#### Required work:
Restate the data word for word and leave the images out.

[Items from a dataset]

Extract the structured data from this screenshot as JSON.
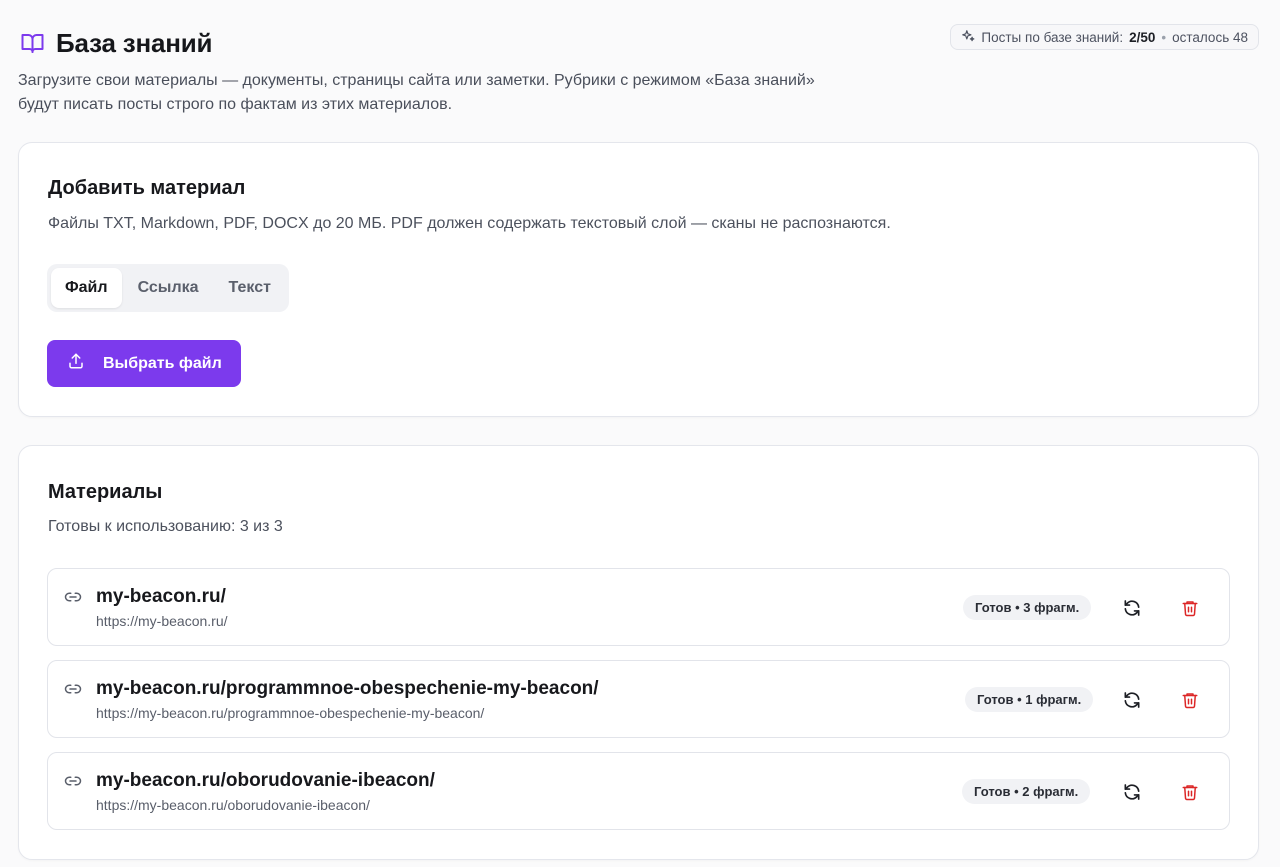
{
  "header": {
    "title": "База знаний",
    "description": "Загрузите свои материалы — документы, страницы сайта или заметки. Рубрики с режимом «База знаний» будут писать посты строго по фактам из этих материалов.",
    "quota": {
      "label": "Посты по базе знаний:",
      "value": "2/50",
      "separator": "•",
      "remaining": "осталось 48"
    }
  },
  "add_material": {
    "title": "Добавить материал",
    "subtitle": "Файлы TXT, Markdown, PDF, DOCX до 20 МБ. PDF должен содержать текстовый слой — сканы не распознаются.",
    "tabs": [
      {
        "label": "Файл",
        "active": true
      },
      {
        "label": "Ссылка",
        "active": false
      },
      {
        "label": "Текст",
        "active": false
      }
    ],
    "upload_button": "Выбрать файл"
  },
  "materials": {
    "title": "Материалы",
    "summary": "Готовы к использованию: 3 из 3",
    "items": [
      {
        "title": "my-beacon.ru/",
        "url": "https://my-beacon.ru/",
        "status": "Готов • 3 фрагм."
      },
      {
        "title": "my-beacon.ru/programmnoe-obespechenie-my-beacon/",
        "url": "https://my-beacon.ru/programmnoe-obespechenie-my-beacon/",
        "status": "Готов • 1 фрагм."
      },
      {
        "title": "my-beacon.ru/oborudovanie-ibeacon/",
        "url": "https://my-beacon.ru/oborudovanie-ibeacon/",
        "status": "Готов • 2 фрагм."
      }
    ]
  },
  "colors": {
    "accent": "#7c3aed",
    "danger": "#dc2626",
    "badge_bg": "#f1f2f5",
    "border": "#e2e4ea"
  },
  "icons": {
    "title": "book-open-icon",
    "quota": "sparkles-icon",
    "upload": "upload-icon",
    "item_type": "link-icon",
    "refresh": "refresh-icon",
    "delete": "trash-icon"
  }
}
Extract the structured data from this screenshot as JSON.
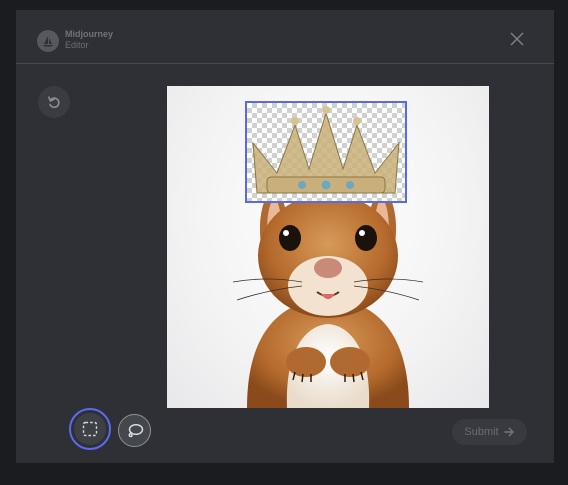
{
  "header": {
    "brand_name": "Midjourney",
    "brand_sub": "Editor",
    "logo_icon": "sailboat-icon",
    "close_icon": "close-icon"
  },
  "toolbar": {
    "undo_icon": "undo-icon",
    "rect_select_icon": "rectangle-select-icon",
    "lasso_icon": "lasso-icon",
    "rect_tool_active": true
  },
  "canvas": {
    "image_subject": "squirrel",
    "selection_active": true
  },
  "submit": {
    "label": "Submit",
    "icon": "arrow-right-icon"
  },
  "colors": {
    "modal_bg": "#2e3035",
    "page_bg": "#1b1c1f",
    "accent": "#5b6af0",
    "selection_border": "#5a6bdf"
  }
}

#### Written answer:
Extract the structured data from this screenshot as JSON.
{
  "header": {
    "title": "База знаний",
    "description": "Загрузите свои материалы — документы, страницы сайта или заметки. Рубрики с режимом «База знаний» будут писать посты строго по фактам из этих материалов.",
    "quota": {
      "label": "Посты по базе знаний:",
      "value": "2/50",
      "separator": "•",
      "remaining": "осталось 48"
    }
  },
  "add_material": {
    "title": "Добавить материал",
    "subtitle": "Файлы TXT, Markdown, PDF, DOCX до 20 МБ. PDF должен содержать текстовый слой — сканы не распознаются.",
    "tabs": [
      {
        "label": "Файл",
        "active": true
      },
      {
        "label": "Ссылка",
        "active": false
      },
      {
        "label": "Текст",
        "active": false
      }
    ],
    "upload_button": "Выбрать файл"
  },
  "materials": {
    "title": "Материалы",
    "summary": "Готовы к использованию: 3 из 3",
    "items": [
      {
        "title": "my-beacon.ru/",
        "url": "https://my-beacon.ru/",
        "status": "Готов • 3 фрагм."
      },
      {
        "title": "my-beacon.ru/programmnoe-obespechenie-my-beacon/",
        "url": "https://my-beacon.ru/programmnoe-obespechenie-my-beacon/",
        "status": "Готов • 1 фрагм."
      },
      {
        "title": "my-beacon.ru/oborudovanie-ibeacon/",
        "url": "https://my-beacon.ru/oborudovanie-ibeacon/",
        "status": "Готов • 2 фрагм."
      }
    ]
  },
  "colors": {
    "accent": "#7c3aed",
    "danger": "#dc2626",
    "badge_bg": "#f1f2f5",
    "border": "#e2e4ea"
  },
  "icons": {
    "title": "book-open-icon",
    "quota": "sparkles-icon",
    "upload": "upload-icon",
    "item_type": "link-icon",
    "refresh": "refresh-icon",
    "delete": "trash-icon"
  }
}
Extract the structured data from this screenshot as JSON.
{
  "header": {
    "brand_name": "Midjourney",
    "brand_sub": "Editor",
    "logo_icon": "sailboat-icon",
    "close_icon": "close-icon"
  },
  "toolbar": {
    "undo_icon": "undo-icon",
    "rect_select_icon": "rectangle-select-icon",
    "lasso_icon": "lasso-icon",
    "rect_tool_active": true
  },
  "canvas": {
    "image_subject": "squirrel",
    "selection_active": true
  },
  "submit": {
    "label": "Submit",
    "icon": "arrow-right-icon"
  },
  "colors": {
    "modal_bg": "#2e3035",
    "page_bg": "#1b1c1f",
    "accent": "#5b6af0",
    "selection_border": "#5a6bdf"
  }
}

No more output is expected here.